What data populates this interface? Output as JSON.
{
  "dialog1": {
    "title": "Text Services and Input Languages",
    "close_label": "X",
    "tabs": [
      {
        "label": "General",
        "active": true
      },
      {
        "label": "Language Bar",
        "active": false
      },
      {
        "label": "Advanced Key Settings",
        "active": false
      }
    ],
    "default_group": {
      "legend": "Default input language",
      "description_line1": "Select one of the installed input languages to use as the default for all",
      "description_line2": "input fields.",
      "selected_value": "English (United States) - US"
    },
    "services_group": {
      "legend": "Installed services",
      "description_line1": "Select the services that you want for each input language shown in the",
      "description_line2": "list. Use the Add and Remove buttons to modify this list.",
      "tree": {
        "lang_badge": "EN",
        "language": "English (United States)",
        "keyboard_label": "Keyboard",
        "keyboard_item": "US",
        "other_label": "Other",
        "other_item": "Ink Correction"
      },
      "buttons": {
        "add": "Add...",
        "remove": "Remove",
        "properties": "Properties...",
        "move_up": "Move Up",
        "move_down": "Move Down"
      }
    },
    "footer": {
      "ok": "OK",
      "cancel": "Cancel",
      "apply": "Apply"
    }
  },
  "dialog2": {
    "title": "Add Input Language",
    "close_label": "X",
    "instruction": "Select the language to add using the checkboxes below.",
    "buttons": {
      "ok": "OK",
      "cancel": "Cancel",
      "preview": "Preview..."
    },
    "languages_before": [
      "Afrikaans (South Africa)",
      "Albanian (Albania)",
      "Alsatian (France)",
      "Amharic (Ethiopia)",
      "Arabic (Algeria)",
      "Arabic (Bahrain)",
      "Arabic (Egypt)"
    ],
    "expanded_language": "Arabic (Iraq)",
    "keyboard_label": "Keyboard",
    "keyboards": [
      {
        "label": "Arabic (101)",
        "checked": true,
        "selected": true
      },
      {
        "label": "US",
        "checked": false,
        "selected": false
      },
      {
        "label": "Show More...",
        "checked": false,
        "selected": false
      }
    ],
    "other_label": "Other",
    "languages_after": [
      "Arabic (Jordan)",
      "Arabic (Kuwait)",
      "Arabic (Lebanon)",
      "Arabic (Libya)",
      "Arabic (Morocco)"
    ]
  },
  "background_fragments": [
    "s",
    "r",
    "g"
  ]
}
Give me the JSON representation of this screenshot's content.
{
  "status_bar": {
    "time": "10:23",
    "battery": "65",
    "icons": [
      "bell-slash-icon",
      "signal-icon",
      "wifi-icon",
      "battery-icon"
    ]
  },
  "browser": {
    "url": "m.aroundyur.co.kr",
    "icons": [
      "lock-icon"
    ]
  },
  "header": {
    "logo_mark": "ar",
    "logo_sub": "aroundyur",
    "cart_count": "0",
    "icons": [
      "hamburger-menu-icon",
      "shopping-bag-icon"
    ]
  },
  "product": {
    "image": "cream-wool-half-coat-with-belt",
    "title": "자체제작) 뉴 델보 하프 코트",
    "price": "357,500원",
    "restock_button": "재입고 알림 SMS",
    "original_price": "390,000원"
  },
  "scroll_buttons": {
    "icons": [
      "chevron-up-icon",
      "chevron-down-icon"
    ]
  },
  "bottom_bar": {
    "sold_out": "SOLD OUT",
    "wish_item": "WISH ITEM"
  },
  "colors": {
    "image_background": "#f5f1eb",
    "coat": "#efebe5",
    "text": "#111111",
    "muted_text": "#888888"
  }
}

========

▶ TASK DESCRIPTION
Each entry above is to be quoted exactly.

▶ FINISHED TASK
What data populates this interface? Output as JSON.
{
  "dialog1": {
    "title": "Text Services and Input Languages",
    "close_label": "X",
    "tabs": [
      {
        "label": "General",
        "active": true
      },
      {
        "label": "Language Bar",
        "active": false
      },
      {
        "label": "Advanced Key Settings",
        "active": false
      }
    ],
    "default_group": {
      "legend": "Default input language",
      "description_line1": "Select one of the installed input languages to use as the default for all",
      "description_line2": "input fields.",
      "selected_value": "English (United States) - US"
    },
    "services_group": {
      "legend": "Installed services",
      "description_line1": "Select the services that you want for each input language shown in the",
      "description_line2": "list. Use the Add and Remove buttons to modify this list.",
      "tree": {
        "lang_badge": "EN",
        "language": "English (United States)",
        "keyboard_label": "Keyboard",
        "keyboard_item": "US",
        "other_label": "Other",
        "other_item": "Ink Correction"
      },
      "buttons": {
        "add": "Add...",
        "remove": "Remove",
        "properties": "Properties...",
        "move_up": "Move Up",
        "move_down": "Move Down"
      }
    },
    "footer": {
      "ok": "OK",
      "cancel": "Cancel",
      "apply": "Apply"
    }
  },
  "dialog2": {
    "title": "Add Input Language",
    "close_label": "X",
    "instruction": "Select the language to add using the checkboxes below.",
    "buttons": {
      "ok": "OK",
      "cancel": "Cancel",
      "preview": "Preview..."
    },
    "languages_before": [
      "Afrikaans (South Africa)",
      "Albanian (Albania)",
      "Alsatian (France)",
      "Amharic (Ethiopia)",
      "Arabic (Algeria)",
      "Arabic (Bahrain)",
      "Arabic (Egypt)"
    ],
    "expanded_language": "Arabic (Iraq)",
    "keyboard_label": "Keyboard",
    "keyboards": [
      {
        "label": "Arabic (101)",
        "checked": true,
        "selected": true
      },
      {
        "label": "US",
        "checked": false,
        "selected": false
      },
      {
        "label": "Show More...",
        "checked": false,
        "selected": false
      }
    ],
    "other_label": "Other",
    "languages_after": [
      "Arabic (Jordan)",
      "Arabic (Kuwait)",
      "Arabic (Lebanon)",
      "Arabic (Libya)",
      "Arabic (Morocco)"
    ]
  },
  "background_fragments": [
    "s",
    "r",
    "g"
  ]
}
Give me the JSON representation of this screenshot's content.
{
  "status_bar": {
    "time": "10:23",
    "battery": "65",
    "icons": [
      "bell-slash-icon",
      "signal-icon",
      "wifi-icon",
      "battery-icon"
    ]
  },
  "browser": {
    "url": "m.aroundyur.co.kr",
    "icons": [
      "lock-icon"
    ]
  },
  "header": {
    "logo_mark": "ar",
    "logo_sub": "aroundyur",
    "cart_count": "0",
    "icons": [
      "hamburger-menu-icon",
      "shopping-bag-icon"
    ]
  },
  "product": {
    "image": "cream-wool-half-coat-with-belt",
    "title": "자체제작) 뉴 델보 하프 코트",
    "price": "357,500원",
    "restock_button": "재입고 알림 SMS",
    "original_price": "390,000원"
  },
  "scroll_buttons": {
    "icons": [
      "chevron-up-icon",
      "chevron-down-icon"
    ]
  },
  "bottom_bar": {
    "sold_out": "SOLD OUT",
    "wish_item": "WISH ITEM"
  },
  "colors": {
    "image_background": "#f5f1eb",
    "coat": "#efebe5",
    "text": "#111111",
    "muted_text": "#888888"
  }
}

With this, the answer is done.